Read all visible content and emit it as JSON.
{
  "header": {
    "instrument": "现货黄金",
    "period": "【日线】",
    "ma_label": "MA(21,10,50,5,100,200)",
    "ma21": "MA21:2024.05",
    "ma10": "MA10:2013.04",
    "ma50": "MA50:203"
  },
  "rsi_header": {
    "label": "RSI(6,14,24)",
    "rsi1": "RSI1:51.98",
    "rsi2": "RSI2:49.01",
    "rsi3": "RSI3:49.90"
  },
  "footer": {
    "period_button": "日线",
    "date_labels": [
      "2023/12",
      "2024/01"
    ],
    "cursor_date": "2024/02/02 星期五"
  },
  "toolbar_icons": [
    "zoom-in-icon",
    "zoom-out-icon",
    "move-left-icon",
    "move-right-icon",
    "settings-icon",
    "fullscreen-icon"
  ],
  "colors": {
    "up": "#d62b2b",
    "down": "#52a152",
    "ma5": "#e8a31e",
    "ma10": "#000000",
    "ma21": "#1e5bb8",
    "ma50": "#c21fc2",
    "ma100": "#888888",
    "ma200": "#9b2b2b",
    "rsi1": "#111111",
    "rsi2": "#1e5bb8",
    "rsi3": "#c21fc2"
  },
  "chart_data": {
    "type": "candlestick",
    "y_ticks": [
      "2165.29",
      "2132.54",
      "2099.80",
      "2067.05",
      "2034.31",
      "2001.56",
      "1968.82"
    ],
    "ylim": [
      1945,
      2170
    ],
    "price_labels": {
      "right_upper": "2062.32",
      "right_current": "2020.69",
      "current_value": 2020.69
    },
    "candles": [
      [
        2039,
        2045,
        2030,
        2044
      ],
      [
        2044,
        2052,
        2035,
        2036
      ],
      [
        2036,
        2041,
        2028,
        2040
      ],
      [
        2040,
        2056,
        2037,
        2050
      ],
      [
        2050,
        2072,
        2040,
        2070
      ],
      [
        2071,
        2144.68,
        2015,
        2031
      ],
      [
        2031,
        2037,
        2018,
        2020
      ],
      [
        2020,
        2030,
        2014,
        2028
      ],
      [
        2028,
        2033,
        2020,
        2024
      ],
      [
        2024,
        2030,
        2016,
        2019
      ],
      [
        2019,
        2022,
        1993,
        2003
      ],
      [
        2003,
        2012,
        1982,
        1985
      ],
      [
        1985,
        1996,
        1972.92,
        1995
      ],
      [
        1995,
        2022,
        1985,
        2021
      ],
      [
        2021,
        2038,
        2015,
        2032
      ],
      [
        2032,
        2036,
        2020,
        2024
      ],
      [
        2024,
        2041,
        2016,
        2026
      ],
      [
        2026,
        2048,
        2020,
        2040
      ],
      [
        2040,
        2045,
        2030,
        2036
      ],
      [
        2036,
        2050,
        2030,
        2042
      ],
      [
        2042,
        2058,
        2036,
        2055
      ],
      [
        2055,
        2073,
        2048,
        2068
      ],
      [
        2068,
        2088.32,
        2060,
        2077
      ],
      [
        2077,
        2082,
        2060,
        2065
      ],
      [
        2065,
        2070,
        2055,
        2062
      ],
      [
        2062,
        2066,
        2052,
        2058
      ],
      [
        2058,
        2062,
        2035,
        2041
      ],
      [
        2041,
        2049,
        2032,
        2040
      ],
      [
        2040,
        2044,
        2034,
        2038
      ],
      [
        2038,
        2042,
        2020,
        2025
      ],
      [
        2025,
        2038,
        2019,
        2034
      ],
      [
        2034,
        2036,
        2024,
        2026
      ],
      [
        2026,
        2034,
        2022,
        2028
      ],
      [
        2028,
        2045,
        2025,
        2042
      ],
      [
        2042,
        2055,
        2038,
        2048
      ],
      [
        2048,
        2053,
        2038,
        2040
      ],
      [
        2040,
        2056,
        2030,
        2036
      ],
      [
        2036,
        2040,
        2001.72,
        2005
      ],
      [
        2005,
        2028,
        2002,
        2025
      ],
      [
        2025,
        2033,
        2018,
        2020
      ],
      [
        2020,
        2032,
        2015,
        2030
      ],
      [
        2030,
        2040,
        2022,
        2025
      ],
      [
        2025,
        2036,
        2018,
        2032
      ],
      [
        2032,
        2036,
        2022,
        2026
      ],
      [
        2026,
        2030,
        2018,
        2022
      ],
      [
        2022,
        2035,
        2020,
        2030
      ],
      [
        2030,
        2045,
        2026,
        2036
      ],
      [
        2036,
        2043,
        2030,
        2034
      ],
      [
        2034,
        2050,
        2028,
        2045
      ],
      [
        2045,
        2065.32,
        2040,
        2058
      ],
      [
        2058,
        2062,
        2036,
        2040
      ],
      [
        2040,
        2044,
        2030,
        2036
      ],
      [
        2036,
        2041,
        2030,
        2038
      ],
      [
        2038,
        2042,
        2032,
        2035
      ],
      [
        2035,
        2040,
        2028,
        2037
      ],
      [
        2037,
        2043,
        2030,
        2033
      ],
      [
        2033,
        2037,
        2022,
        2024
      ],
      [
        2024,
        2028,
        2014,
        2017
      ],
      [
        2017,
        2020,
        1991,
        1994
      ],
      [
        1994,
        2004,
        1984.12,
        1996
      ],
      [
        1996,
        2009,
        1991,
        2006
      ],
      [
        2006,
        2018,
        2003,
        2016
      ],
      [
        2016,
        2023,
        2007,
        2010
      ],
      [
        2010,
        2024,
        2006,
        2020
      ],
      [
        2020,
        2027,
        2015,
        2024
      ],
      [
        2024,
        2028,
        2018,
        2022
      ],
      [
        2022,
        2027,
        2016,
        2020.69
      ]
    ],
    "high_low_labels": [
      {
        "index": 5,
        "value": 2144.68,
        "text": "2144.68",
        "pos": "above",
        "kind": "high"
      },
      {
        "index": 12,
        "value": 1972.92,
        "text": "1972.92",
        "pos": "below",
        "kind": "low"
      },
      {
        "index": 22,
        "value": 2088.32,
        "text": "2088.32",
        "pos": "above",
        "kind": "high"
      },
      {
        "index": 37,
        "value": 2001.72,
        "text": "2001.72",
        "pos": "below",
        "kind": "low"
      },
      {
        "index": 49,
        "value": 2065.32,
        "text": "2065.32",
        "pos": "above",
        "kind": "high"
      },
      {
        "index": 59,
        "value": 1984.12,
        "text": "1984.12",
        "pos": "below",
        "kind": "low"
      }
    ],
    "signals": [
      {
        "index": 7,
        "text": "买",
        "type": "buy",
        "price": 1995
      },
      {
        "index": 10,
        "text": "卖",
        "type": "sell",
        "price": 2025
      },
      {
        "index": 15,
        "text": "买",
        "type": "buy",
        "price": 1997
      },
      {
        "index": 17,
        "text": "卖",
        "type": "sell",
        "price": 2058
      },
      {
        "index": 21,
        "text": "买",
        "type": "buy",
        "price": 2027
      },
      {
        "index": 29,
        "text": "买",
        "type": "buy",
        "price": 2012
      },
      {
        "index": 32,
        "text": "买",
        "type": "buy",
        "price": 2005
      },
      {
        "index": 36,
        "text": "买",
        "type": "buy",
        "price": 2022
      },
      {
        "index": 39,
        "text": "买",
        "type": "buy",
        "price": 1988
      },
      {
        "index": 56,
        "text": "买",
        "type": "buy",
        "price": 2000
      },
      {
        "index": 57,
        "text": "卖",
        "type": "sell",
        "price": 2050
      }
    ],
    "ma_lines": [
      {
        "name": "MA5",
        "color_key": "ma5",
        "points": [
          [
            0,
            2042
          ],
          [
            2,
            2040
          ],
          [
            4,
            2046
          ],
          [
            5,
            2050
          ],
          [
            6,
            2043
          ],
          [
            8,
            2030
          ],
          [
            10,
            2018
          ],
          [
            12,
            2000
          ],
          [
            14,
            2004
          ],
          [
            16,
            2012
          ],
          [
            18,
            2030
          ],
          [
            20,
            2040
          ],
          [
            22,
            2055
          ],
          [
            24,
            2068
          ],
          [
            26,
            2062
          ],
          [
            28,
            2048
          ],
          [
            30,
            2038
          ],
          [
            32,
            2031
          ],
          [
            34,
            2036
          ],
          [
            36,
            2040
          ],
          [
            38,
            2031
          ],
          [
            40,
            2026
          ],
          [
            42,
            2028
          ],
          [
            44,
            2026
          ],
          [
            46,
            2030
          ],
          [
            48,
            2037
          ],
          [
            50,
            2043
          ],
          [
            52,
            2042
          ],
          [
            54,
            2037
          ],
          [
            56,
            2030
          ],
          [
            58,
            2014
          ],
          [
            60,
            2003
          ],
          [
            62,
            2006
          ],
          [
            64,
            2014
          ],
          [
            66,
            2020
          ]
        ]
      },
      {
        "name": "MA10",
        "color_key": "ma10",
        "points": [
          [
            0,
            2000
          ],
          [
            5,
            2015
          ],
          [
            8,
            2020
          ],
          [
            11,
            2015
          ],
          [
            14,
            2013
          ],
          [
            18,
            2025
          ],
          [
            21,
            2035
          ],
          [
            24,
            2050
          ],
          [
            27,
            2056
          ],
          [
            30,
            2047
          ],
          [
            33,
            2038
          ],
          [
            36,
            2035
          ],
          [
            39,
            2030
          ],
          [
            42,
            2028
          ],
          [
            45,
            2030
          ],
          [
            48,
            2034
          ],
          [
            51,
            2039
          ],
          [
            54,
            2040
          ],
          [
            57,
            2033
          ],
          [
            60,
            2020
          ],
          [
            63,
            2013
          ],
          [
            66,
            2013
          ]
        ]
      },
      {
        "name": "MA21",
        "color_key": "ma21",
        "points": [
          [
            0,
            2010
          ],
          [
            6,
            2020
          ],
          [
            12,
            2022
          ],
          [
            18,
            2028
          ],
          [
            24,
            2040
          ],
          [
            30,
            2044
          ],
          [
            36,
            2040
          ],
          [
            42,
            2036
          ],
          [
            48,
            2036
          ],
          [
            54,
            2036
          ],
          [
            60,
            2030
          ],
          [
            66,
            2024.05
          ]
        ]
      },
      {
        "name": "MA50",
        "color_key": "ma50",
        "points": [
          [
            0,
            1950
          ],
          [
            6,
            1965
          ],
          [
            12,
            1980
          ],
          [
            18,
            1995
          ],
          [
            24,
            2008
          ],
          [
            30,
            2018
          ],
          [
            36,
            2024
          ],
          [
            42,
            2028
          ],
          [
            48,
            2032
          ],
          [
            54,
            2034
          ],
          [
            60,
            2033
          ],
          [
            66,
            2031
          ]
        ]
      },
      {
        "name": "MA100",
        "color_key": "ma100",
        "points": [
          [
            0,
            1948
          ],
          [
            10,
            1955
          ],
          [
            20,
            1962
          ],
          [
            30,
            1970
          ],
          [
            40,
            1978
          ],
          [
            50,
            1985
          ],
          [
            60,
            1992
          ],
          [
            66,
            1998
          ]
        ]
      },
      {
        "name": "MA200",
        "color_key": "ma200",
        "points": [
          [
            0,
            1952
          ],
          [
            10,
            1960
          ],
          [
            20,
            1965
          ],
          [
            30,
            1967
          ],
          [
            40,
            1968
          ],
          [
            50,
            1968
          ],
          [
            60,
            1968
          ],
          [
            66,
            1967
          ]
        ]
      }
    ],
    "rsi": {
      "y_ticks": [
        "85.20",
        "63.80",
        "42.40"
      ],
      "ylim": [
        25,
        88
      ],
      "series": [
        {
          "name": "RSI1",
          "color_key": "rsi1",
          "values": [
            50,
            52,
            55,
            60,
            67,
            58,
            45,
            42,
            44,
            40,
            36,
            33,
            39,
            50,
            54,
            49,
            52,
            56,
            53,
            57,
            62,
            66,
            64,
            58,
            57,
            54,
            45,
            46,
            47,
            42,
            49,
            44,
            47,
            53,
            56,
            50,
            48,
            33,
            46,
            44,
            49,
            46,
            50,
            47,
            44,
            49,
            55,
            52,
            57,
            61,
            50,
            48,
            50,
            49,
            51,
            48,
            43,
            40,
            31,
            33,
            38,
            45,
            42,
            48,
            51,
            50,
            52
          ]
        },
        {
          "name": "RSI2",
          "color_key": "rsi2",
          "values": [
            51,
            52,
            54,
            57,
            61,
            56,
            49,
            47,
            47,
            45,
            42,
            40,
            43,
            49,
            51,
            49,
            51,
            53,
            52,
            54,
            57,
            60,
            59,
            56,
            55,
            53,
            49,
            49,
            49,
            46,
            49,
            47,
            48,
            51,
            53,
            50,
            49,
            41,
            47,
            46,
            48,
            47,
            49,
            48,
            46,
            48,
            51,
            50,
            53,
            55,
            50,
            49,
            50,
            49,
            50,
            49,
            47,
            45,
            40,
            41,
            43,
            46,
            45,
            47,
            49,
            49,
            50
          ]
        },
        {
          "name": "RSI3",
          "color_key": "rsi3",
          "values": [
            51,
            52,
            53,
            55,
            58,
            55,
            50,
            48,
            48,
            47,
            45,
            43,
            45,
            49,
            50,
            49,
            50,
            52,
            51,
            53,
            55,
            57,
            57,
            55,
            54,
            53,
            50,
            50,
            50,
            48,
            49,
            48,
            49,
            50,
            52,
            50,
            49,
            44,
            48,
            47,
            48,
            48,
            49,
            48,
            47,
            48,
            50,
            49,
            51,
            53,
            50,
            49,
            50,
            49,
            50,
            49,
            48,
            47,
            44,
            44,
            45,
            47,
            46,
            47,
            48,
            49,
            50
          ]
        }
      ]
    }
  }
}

____

Display every line of the listing that contains the string "name".

        "name": "MA5",
        "name": "MA10",
        "name": "MA21",
        "name": "MA50",
        "name": "MA100",
        "name": "MA200",
          "name": "RSI1",
          "name": "RSI2",
          "name": "RSI3",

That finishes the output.